Directions for this task -> All entries must be extracted exactly, with nothing added or dropped.

Source records ->

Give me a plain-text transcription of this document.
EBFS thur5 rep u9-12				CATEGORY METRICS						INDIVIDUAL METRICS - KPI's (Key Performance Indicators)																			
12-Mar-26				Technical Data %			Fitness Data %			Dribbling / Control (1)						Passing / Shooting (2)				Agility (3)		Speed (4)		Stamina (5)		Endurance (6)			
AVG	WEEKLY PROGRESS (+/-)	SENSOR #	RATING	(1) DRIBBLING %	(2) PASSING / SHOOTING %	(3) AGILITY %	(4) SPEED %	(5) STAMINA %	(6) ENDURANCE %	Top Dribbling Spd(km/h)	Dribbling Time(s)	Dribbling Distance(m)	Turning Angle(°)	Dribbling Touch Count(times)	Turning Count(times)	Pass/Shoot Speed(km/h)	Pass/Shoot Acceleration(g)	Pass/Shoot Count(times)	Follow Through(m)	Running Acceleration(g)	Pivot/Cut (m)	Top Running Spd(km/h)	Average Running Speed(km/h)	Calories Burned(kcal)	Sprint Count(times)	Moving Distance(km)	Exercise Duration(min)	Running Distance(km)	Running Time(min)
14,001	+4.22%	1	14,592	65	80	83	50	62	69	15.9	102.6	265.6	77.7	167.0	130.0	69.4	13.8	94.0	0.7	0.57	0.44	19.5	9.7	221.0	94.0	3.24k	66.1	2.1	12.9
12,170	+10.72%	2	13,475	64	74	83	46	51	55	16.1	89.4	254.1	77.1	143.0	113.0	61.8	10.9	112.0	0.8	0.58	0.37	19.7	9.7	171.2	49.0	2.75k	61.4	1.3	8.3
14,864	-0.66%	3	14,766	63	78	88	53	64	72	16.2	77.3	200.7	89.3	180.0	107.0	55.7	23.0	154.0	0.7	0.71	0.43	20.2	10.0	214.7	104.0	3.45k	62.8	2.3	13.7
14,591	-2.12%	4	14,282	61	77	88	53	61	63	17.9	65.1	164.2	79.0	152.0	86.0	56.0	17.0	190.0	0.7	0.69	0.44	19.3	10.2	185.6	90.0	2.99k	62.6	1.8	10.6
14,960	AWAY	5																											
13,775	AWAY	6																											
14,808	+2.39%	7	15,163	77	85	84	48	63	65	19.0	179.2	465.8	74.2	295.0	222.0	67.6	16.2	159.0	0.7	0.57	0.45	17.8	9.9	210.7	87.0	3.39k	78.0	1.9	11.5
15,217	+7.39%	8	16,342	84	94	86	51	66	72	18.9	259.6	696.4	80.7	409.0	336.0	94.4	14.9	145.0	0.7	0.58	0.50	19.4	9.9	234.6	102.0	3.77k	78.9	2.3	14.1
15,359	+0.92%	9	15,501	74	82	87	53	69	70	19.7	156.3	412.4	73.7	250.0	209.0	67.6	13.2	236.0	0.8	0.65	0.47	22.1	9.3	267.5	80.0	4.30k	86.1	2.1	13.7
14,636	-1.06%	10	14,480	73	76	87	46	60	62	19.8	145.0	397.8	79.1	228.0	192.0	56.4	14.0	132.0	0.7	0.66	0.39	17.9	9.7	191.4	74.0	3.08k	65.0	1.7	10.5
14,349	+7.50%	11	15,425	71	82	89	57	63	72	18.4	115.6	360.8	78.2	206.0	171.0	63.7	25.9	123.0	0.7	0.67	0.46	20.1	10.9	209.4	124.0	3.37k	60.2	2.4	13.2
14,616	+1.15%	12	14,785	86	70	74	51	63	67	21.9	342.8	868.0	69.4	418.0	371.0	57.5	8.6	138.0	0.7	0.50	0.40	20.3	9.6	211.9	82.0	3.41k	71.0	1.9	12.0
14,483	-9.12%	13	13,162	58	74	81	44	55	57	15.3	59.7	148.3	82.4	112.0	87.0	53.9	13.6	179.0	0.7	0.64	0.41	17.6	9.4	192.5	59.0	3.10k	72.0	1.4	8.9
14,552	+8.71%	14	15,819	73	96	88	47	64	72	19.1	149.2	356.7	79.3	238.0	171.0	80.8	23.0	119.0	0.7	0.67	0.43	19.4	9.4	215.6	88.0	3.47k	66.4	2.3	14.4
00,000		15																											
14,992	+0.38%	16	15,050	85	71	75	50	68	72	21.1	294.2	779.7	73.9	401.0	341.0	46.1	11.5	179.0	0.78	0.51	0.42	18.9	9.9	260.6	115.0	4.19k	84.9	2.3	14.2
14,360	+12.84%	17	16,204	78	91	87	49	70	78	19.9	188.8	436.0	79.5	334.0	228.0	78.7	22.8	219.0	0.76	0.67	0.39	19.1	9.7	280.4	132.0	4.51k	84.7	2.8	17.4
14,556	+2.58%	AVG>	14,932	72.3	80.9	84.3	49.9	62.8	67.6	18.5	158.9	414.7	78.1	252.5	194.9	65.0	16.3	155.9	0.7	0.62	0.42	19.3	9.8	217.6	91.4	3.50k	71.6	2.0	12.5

Solution for this task ->
Give me a plain-text transcription of this document.
EBFS thur5 rep u9-12				CATEGORY METRICS						INDIVIDUAL METRICS - KPI's (Key Performance Indicators)																			
12-Mar-26				Technical Data %			Fitness Data %			Dribbling / Control (1)						Passing / Shooting (2)				Agility (3)		Speed (4)		Stamina (5)		Endurance (6)			
AVG	WEEKLY PROGRESS (+/-)	SENSOR #	RATING	(1) DRIBBLING %	(2) PASSING / SHOOTING %	(3) AGILITY %	(4) SPEED %	(5) STAMINA %	(6) ENDURANCE %	Top Dribbling Spd(km/h)	Dribbling Time(s)	Dribbling Distance(m)	Turning Angle(°)	Dribbling Touch Count(times)	Turning Count(times)	Pass/Shoot Speed(km/h)	Pass/Shoot Acceleration(g)	Pass/Shoot Count(times)	Follow Through(m)	Running Acceleration(g)	Pivot/Cut (m)	Top Running Spd(km/h)	Average Running Speed(km/h)	Calories Burned(kcal)	Sprint Count(times)	Moving Distance(km)	Exercise Duration(min)	Running Distance(km)	Running Time(min)
14,001	+4.22%	1	14,592	65	80	83	50	62	69	15.9	102.6	265.6	77.7	167.0	130.0	69.4	13.8	94.0	0.7	0.57	0.44	19.5	9.7	221.0	94.0	3.24k	66.1	2.1	12.9
12,170	+10.72%	2	13,475	64	74	83	46	51	55	16.1	89.4	254.1	77.1	143.0	113.0	61.8	10.9	112.0	0.8	0.58	0.37	19.7	9.7	171.2	49.0	2.75k	61.4	1.3	8.3
14,864	-0.66%	3	14,766	63	78	88	53	64	72	16.2	77.3	200.7	89.3	180.0	107.0	55.7	23.0	154.0	0.7	0.71	0.43	20.2	10.0	214.7	104.0	3.45k	62.8	2.3	13.7
14,591	-2.12%	4	14,282	61	77	88	53	61	63	17.9	65.1	164.2	79.0	152.0	86.0	56.0	17.0	190.0	0.7	0.69	0.44	19.3	10.2	185.6	90.0	2.99k	62.6	1.8	10.6
14,960	AWAY	5																											
13,775	AWAY	6																											
14,808	+2.39%	7	15,163	77	85	84	48	63	65	19.0	179.2	465.8	74.2	295.0	222.0	67.6	16.2	159.0	0.7	0.57	0.45	17.8	9.9	210.7	87.0	3.39k	78.0	1.9	11.5
15,217	+7.39%	8	16,342	84	94	86	51	66	72	18.9	259.6	696.4	80.7	409.0	336.0	94.4	14.9	145.0	0.7	0.58	0.50	19.4	9.9	234.6	102.0	3.77k	78.9	2.3	14.1
15,359	+0.92%	9	15,501	74	82	87	53	69	70	19.7	156.3	412.4	73.7	250.0	209.0	67.6	13.2	236.0	0.8	0.65	0.47	22.1	9.3	267.5	80.0	4.30k	86.1	2.1	13.7
14,636	-1.06%	10	14,480	73	76	87	46	60	62	19.8	145.0	397.8	79.1	228.0	192.0	56.4	14.0	132.0	0.7	0.66	0.39	17.9	9.7	191.4	74.0	3.08k	65.0	1.7	10.5
14,349	+7.50%	11	15,425	71	82	89	57	63	72	18.4	115.6	360.8	78.2	206.0	171.0	63.7	25.9	123.0	0.7	0.67	0.46	20.1	10.9	209.4	124.0	3.37k	60.2	2.4	13.2
14,616	+1.15%	12	14,785	86	70	74	51	63	67	21.9	342.8	868.0	69.4	418.0	371.0	57.5	8.6	138.0	0.7	0.50	0.40	20.3	9.6	211.9	82.0	3.41k	71.0	1.9	12.0
14,483	-9.12%	13	13,162	58	74	81	44	55	57	15.3	59.7	148.3	82.4	112.0	87.0	53.9	13.6	179.0	0.7	0.64	0.41	17.6	9.4	192.5	59.0	3.10k	72.0	1.4	8.9
14,552	+8.71%	14	15,819	73	96	88	47	64	72	19.1	149.2	356.7	79.3	238.0	171.0	80.8	23.0	119.0	0.7	0.67	0.43	19.4	9.4	215.6	88.0	3.47k	66.4	2.3	14.4
00,000		15																											
14,992	+0.38%	16	15,050	85	71	75	50	68	72	21.1	294.2	779.7	73.9	401.0	341.0	46.1	11.5	179.0	0.78	0.51	0.42	18.9	9.9	260.6	115.0	4.19k	84.9	2.3	14.2
14,360	+12.84%	17	16,204	78	91	87	49	70	78	19.9	188.8	436.0	79.5	334.0	228.0	78.7	22.8	219.0	0.76	0.67	0.39	19.1	9.7	280.4	132.0	4.51k	84.7	2.8	17.4
14,556	+2.58%	AVG>	14,932	72.3	80.9	84.3	49.9	62.8	67.6	18.5	158.9	414.7	78.1	252.5	194.9	65.0	16.3	155.9	0.7	0.62	0.42	19.3	9.8	217.6	91.4	3.50k	71.6	2.0	12.5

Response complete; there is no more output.